EXERCISE PROMPT ▸ Give the number of lines in the data that hold the word "type", and nothing else.

>> Begin

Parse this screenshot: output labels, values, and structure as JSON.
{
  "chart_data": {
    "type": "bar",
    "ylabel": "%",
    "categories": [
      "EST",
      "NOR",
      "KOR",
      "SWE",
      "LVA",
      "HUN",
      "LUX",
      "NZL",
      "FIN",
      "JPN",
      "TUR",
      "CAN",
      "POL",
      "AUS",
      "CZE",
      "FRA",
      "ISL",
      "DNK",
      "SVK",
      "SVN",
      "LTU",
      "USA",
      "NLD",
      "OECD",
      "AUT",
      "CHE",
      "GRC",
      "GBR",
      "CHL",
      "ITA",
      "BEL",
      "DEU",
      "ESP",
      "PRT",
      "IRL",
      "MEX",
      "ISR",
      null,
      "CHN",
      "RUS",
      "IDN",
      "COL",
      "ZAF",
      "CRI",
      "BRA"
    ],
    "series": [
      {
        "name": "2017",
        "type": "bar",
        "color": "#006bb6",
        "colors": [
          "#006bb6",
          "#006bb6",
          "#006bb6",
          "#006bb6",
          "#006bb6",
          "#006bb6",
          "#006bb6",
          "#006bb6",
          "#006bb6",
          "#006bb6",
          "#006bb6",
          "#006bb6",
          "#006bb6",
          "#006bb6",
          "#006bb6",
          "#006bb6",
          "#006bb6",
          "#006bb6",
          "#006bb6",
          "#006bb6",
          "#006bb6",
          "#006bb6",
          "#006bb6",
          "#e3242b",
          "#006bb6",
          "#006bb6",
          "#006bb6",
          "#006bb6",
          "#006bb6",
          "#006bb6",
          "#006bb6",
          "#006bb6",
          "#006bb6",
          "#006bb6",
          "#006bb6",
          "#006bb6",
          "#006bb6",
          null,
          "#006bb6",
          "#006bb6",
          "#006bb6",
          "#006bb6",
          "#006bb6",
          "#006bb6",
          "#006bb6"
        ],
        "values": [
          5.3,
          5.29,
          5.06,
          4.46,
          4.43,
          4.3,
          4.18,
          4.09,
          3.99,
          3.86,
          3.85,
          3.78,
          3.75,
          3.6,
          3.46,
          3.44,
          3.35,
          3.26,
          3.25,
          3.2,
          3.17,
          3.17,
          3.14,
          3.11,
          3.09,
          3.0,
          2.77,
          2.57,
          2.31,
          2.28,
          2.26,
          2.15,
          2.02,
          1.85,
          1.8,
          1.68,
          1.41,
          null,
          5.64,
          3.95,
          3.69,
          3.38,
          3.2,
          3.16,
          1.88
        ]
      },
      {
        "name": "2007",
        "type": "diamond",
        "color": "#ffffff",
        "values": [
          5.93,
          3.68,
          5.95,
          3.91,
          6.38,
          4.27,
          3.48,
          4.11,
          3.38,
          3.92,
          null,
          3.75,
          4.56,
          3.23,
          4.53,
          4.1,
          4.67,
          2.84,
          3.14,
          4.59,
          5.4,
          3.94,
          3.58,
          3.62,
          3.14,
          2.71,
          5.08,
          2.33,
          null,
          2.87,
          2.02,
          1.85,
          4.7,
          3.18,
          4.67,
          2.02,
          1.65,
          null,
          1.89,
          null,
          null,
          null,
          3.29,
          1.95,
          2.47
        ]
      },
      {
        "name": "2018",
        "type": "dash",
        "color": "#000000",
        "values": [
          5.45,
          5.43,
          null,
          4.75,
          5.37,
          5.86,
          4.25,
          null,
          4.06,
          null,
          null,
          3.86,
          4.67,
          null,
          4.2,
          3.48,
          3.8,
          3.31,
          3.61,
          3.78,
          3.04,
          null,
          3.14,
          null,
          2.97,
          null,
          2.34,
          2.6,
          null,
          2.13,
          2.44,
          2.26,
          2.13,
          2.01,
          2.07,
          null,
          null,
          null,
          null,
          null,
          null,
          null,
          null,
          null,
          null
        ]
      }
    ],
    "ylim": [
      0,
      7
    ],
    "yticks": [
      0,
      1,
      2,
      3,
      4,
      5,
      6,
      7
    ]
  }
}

>> End

EXPECTED ANSWER ▸ 4